If the WEKA cluster is outside the Kubernetes cluster but you have workloads inside Kubernetes, you can deploy a WEKA client within the Kubernetes cluster to connect to the external WEKA cluster.

## Client Pod CLI restrictions

Cluster-level WEKA CLI commands are supported only from the Compute or Drive pods.

The WEKA Operator client and application client pods operate with restricted permissions intended for data-path access only. Running cluster CLI commands, such as `weka status`, from these contexts is not supported and results in authorization errors.

## Kubernetes Glossary

<details>

<summary>Kubernetes Glossary</summary>

Learning Kubernetes is outside the scope of this document. This glossary covers essential Kubernetes components and concepts to support understanding of the environment. It is provided for convenience only and does not replace the requirement for Kubernetes knowledge and experience.

**Pod**

A Pod is the smallest, most basic deployable unit in Kubernetes. It represents a single instance of a running process in a cluster, typically containing one or more containers that share storage, network, and a single IP address. Pods are usually ephemeral; when they fail, a new Pod is created to replace them.

**Node**

A Node is a physical or virtual machine that serves as a worker in a Kubernetes cluster, running Pods and providing the necessary compute resources. Each Node is managed by the Kubernetes control plane and runs components like kubelet, kube-proxy, and a container runtime.

**Namespace**

A Namespace is a Kubernetes resource that divides a cluster into virtual sub-clusters, allowing for isolated environments within a single physical cluster. Namespaces help organize resources, manage permissions, and enable resource quotas within a cluster.

Exercise description
In the WEKA documentation excerpt, write out the text starting with "A Node is a" and going on through "a container runtime.". The lines that follow are separate material, unrelated to the WEKA documentation excerpt.

Extracted material
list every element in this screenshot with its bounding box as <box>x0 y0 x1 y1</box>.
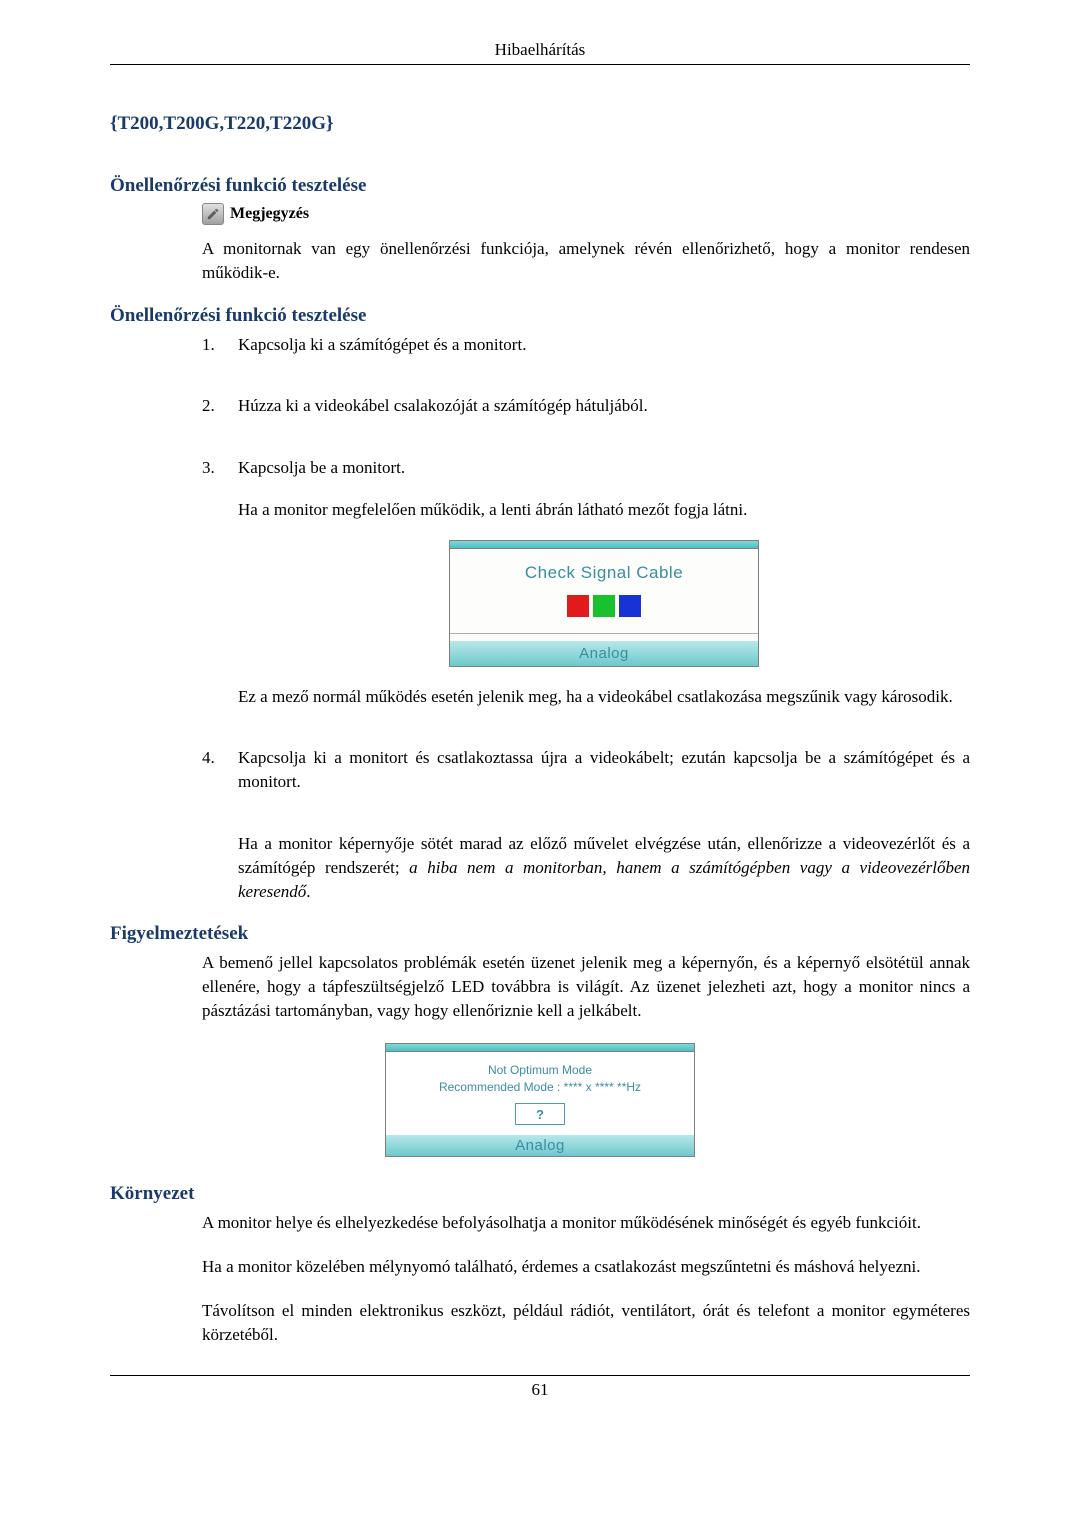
blue-square-icon <box>619 595 641 617</box>
page-header-title: Hibaelhárítás <box>110 40 970 65</box>
section2-heading: Önellenőrzési funkció tesztelése <box>110 305 970 327</box>
step-text: Húzza ki a videokábel csalakozóját a szá… <box>238 394 970 418</box>
section1-intro: A monitornak van egy önellenőrzési funkc… <box>202 237 970 285</box>
check-signal-diagram: Check Signal Cable Analog <box>449 540 759 667</box>
steps-list: 1. Kapcsolja ki a számítógépet és a moni… <box>202 333 970 812</box>
after-steps-dot: . <box>306 882 310 901</box>
step-text: Kapcsolja be a monitort. <box>238 456 970 480</box>
section4-p2: Ha a monitor közelében mélynyomó találha… <box>202 1255 970 1279</box>
diagram-top-bar <box>450 541 758 549</box>
diagram-top-bar <box>386 1044 694 1052</box>
pencil-icon <box>202 203 224 225</box>
step-text: Ha a monitor megfelelően működik, a lent… <box>238 498 970 522</box>
note-row: Megjegyzés <box>202 203 970 225</box>
step-1: 1. Kapcsolja ki a számítógépet és a moni… <box>202 333 970 375</box>
check-signal-text: Check Signal Cable <box>450 561 758 585</box>
analog-label: Analog <box>386 1135 694 1156</box>
note-label: Megjegyzés <box>230 205 309 223</box>
step-4: 4. Kapcsolja ki a monitort és csatlakozt… <box>202 746 970 812</box>
analog-label: Analog <box>450 641 758 666</box>
color-squares <box>450 595 758 617</box>
not-optimum-line1: Not Optimum Mode <box>386 1062 694 1079</box>
diagram-divider <box>450 633 758 641</box>
step-3: 3. Kapcsolja be a monitort. Ha a monitor… <box>202 456 970 726</box>
section3-body: A bemenő jellel kapcsolatos problémák es… <box>202 951 970 1022</box>
step-2: 2. Húzza ki a videokábel csalakozóját a … <box>202 394 970 436</box>
after-steps-text: Ha a monitor képernyője sötét marad az e… <box>238 832 970 903</box>
page-footer: 61 <box>110 1375 970 1400</box>
section4-heading: Környezet <box>110 1183 970 1205</box>
step-number: 1. <box>202 333 238 375</box>
section1-heading: Önellenőrzési funkció tesztelése <box>110 175 970 197</box>
diagram-main: Check Signal Cable <box>450 549 758 633</box>
section4-p1: A monitor helye és elhelyezkedése befoly… <box>202 1211 970 1235</box>
after-step3-text: Ez a mező normál működés esetén jelenik … <box>238 685 970 709</box>
section3-heading: Figyelmeztetések <box>110 923 970 945</box>
step-text: Kapcsolja ki a számítógépet és a monitor… <box>238 333 970 357</box>
step-number: 4. <box>202 746 238 812</box>
not-optimum-line2: Recommended Mode : **** x **** **Hz <box>386 1079 694 1096</box>
section4-p3: Távolítson el minden elektronikus eszköz… <box>202 1299 970 1347</box>
not-optimum-diagram: Not Optimum Mode Recommended Mode : ****… <box>385 1043 695 1158</box>
question-box: ? <box>515 1103 565 1125</box>
diagram-main: Not Optimum Mode Recommended Mode : ****… <box>386 1052 694 1136</box>
page-number: 61 <box>110 1380 970 1400</box>
models-heading: {T200,T200G,T220,T220G} <box>110 113 970 135</box>
green-square-icon <box>593 595 615 617</box>
step-number: 2. <box>202 394 238 436</box>
step-number: 3. <box>202 456 238 726</box>
step-text: Kapcsolja ki a monitort és csatlakoztass… <box>238 746 970 794</box>
red-square-icon <box>567 595 589 617</box>
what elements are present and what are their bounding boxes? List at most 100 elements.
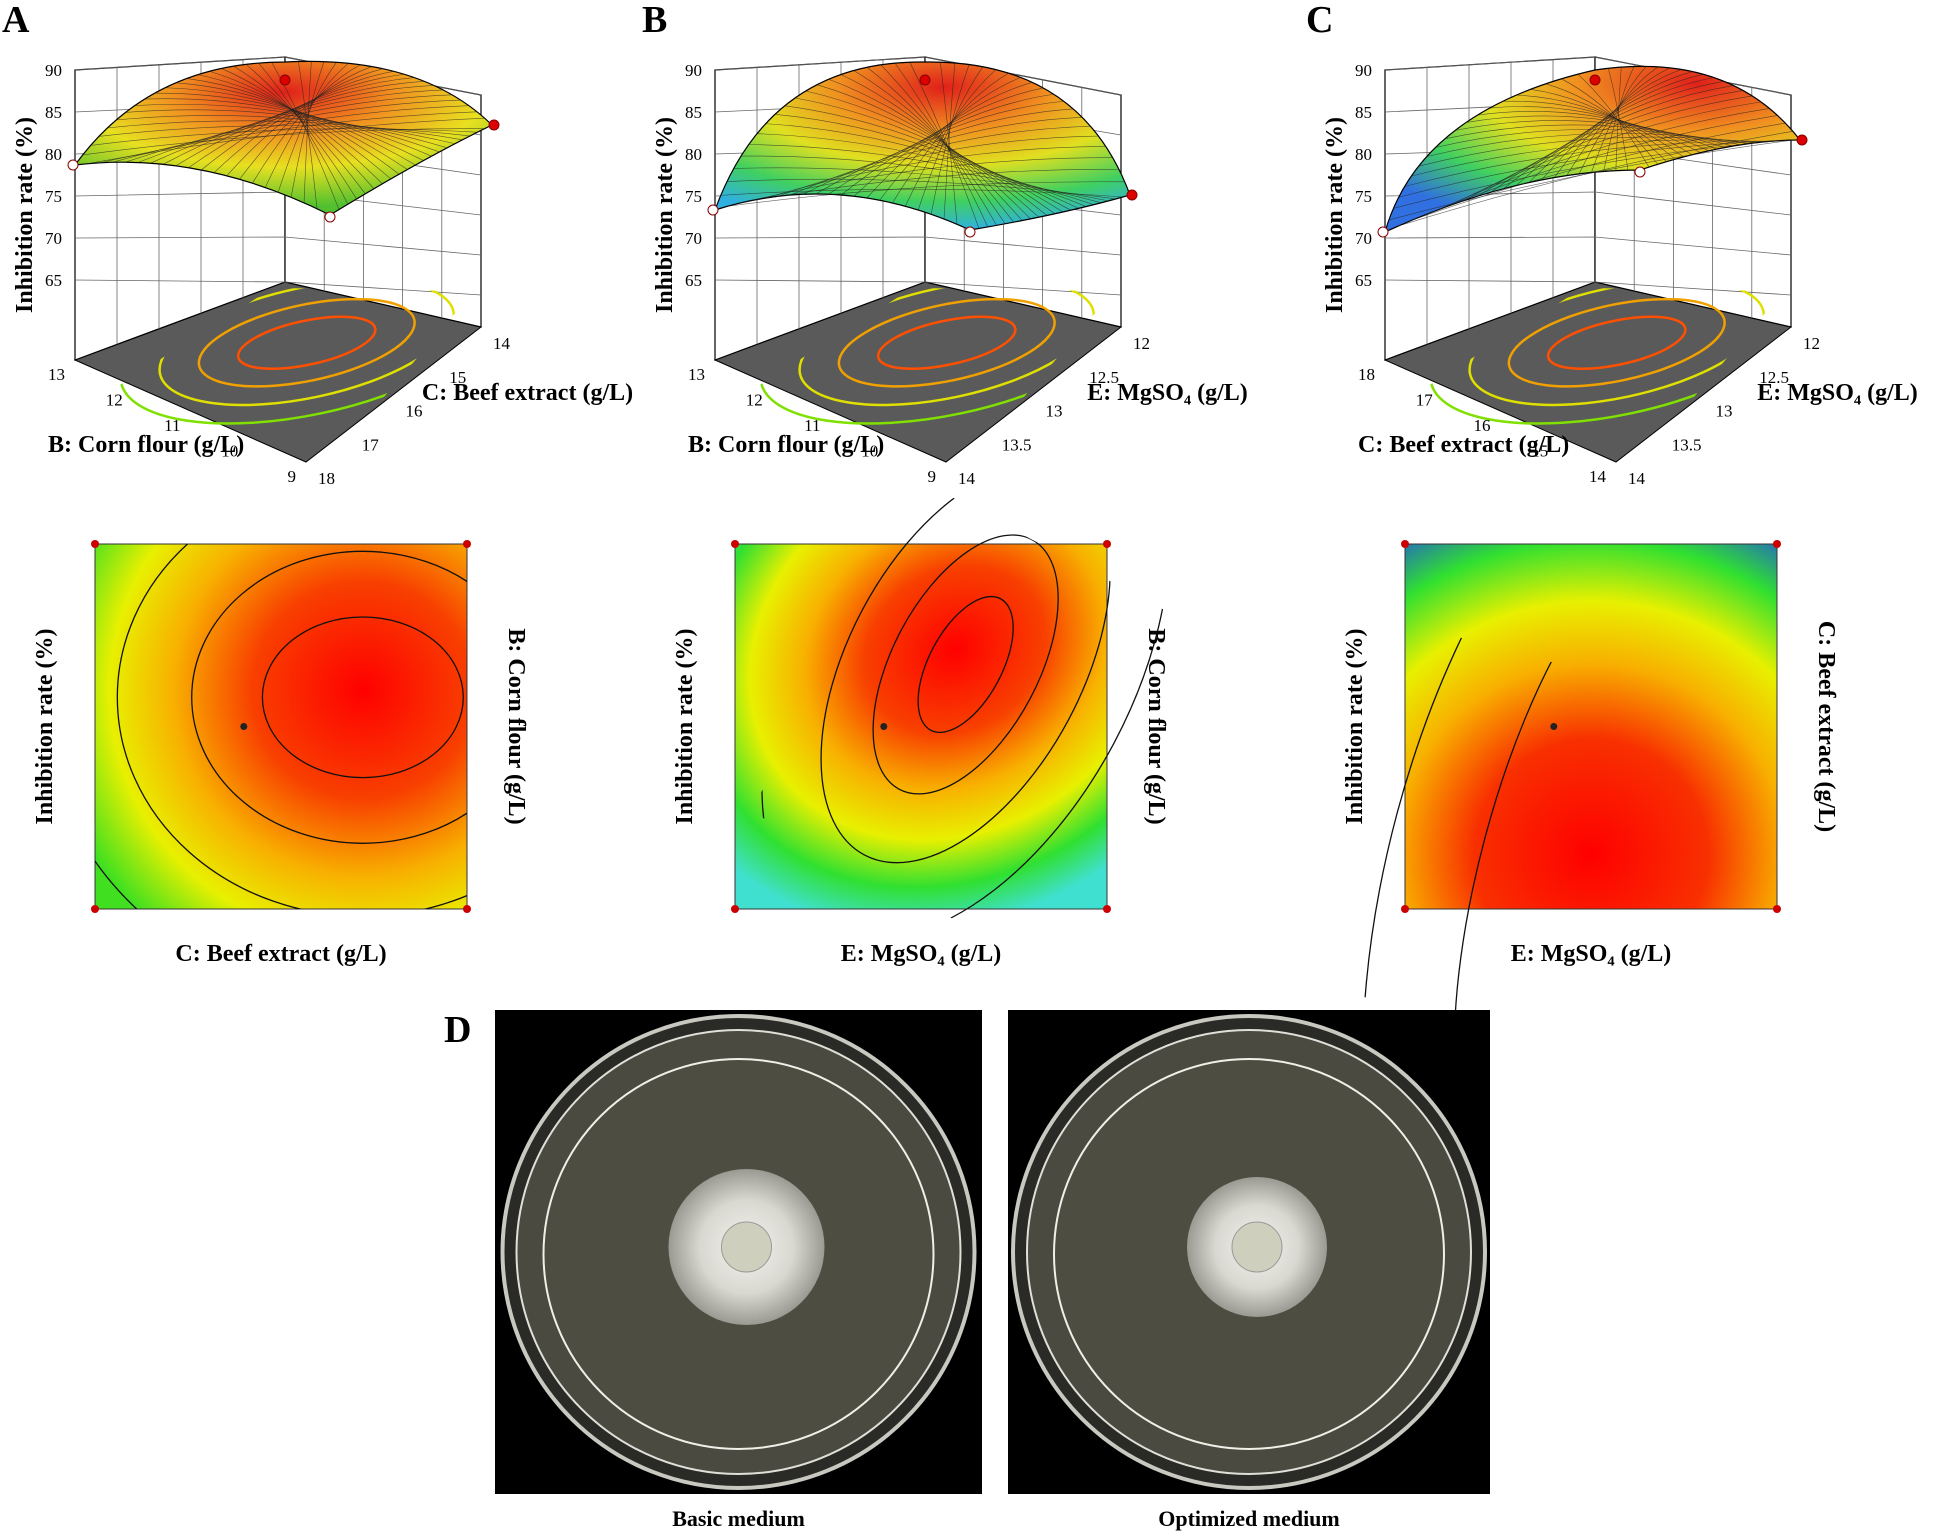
contour-right-label: C: Beef extract (g/L) [1813,621,1839,832]
surface-mesh [892,72,1009,204]
z-tick-label: 75 [1355,187,1372,206]
z-tick-label: 85 [45,103,62,122]
y-tick-label: 13.5 [1002,435,1032,454]
z-tick-label: 85 [685,103,702,122]
surface-mesh [828,78,1031,220]
panel-label: C [1306,0,1333,41]
surface-mesh [866,67,1006,224]
x-tick-label: 16 [1474,416,1491,435]
contour-line [261,616,464,779]
z-tick-label: 90 [685,61,702,80]
x-tick-label: 11 [164,416,180,435]
surface-mesh [1541,71,1693,181]
z-tick-label: 80 [45,145,62,164]
y-axis-label-box: E: MgSO₄ (g/L) [1757,380,1918,406]
surface-mesh [1561,78,1659,165]
y-tick-label: 15 [449,368,466,387]
surface-mesh [828,100,1064,195]
surface-mesh [841,93,1054,196]
contour-bottom-label: C: Beef extract (g/L) [175,941,386,967]
design-point [1377,226,1389,238]
z-tick-label: 70 [45,229,62,248]
z-tick-label: 70 [1355,229,1372,248]
design-point [1773,905,1781,913]
floor-contour [236,315,377,370]
surface-mesh [939,62,958,225]
contour-field [734,543,1108,910]
x-axis-label: B: Corn flour (g/L) [48,432,244,458]
z-tick-label: 75 [685,187,702,206]
floor-contour [1546,315,1687,370]
contour-line [1453,602,1682,1057]
z-tick-label: 75 [45,187,62,206]
x-tick-label: 10 [221,442,238,461]
y-tick-label: 13 [1046,402,1063,421]
surface-mesh [853,70,1014,223]
x-tick-label: 12 [746,391,763,410]
surface-mesh [98,125,471,137]
design-point [463,540,471,548]
surface-mesh [805,90,1048,216]
surface-mesh [1393,140,1786,209]
y-tick-label: 12.5 [1089,368,1119,387]
wall-grid [1384,236,1792,256]
contour-line [820,483,1111,864]
x-axis-label: B: Corn flour (g/L) [688,432,884,458]
x-tick-label: 9 [928,467,937,486]
surface-mesh [221,68,375,189]
y-axis-label-box: E: MgSO₄ (g/L) [1087,380,1248,406]
photo-caption: Basic medium [672,1506,805,1531]
contour-bottom-label: E: MgSO₄ (g/L) [1511,941,1672,967]
surface-mesh [777,135,1099,197]
panel-label: B [642,0,667,41]
contour-right-label: B: Corn flour (g/L) [503,628,529,824]
surface-mesh [290,61,325,198]
y-tick-label: 14 [958,469,976,488]
surface-mesh [880,64,997,226]
contour-line [917,595,1014,733]
design-point [324,211,336,223]
design-point [1634,166,1646,178]
surface-mesh [1577,73,1650,168]
surface-mesh [740,155,1102,204]
surface-mesh [909,62,980,229]
surface-mesh [905,69,997,207]
floor-contour [1468,279,1766,407]
surface-mesh [1545,83,1667,162]
surface-mesh [87,117,485,164]
y-tick-label: 13.5 [1672,435,1702,454]
surface-mesh [840,74,1023,221]
surface-mesh [188,77,415,168]
design-point [1796,134,1808,146]
y-tick-label: 18 [318,469,335,488]
floor-contour [197,297,416,388]
surface-mesh [765,146,1106,199]
y-tick-label: 12 [1803,334,1820,353]
surface-mesh [1489,106,1701,153]
surface-mesh [1603,66,1635,172]
surface-mesh [739,169,1119,204]
surface-mesh [1454,120,1726,148]
surface-mesh [125,99,461,163]
surface-mesh [1464,95,1753,201]
design-point [1401,540,1409,548]
surface-mesh [1516,94,1684,158]
center-point [880,723,888,730]
design-point [1103,540,1111,548]
x-tick-label: 13 [688,365,705,384]
y-tick-label: 14 [1628,469,1646,488]
x-tick-label: 9 [288,467,297,486]
surface-mesh [1490,85,1734,193]
contour-field [94,543,468,910]
contour-left-label: Inhibition rate (%) [1342,628,1368,824]
design-point [919,74,931,86]
y-axis-label-box: C: Beef extract (g/L) [422,380,633,406]
y-tick-label: 12 [1133,334,1150,353]
surface-mesh [1477,111,1709,152]
wall-grid [74,236,482,256]
y-tick-label: 14 [493,334,511,353]
surface-mesh [1528,73,1704,183]
center-point [240,723,248,730]
z-tick-label: 80 [1355,145,1372,164]
x-tick-label: 10 [861,442,878,461]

Finished task
A Node is a physical or virtual machine that serves as a worker in a Kubernetes cluster, running Pods and providing the necessary compute resources. Each Node is managed by the Kubernetes control plane and runs components like kubelet, kube-proxy, and a container runtime.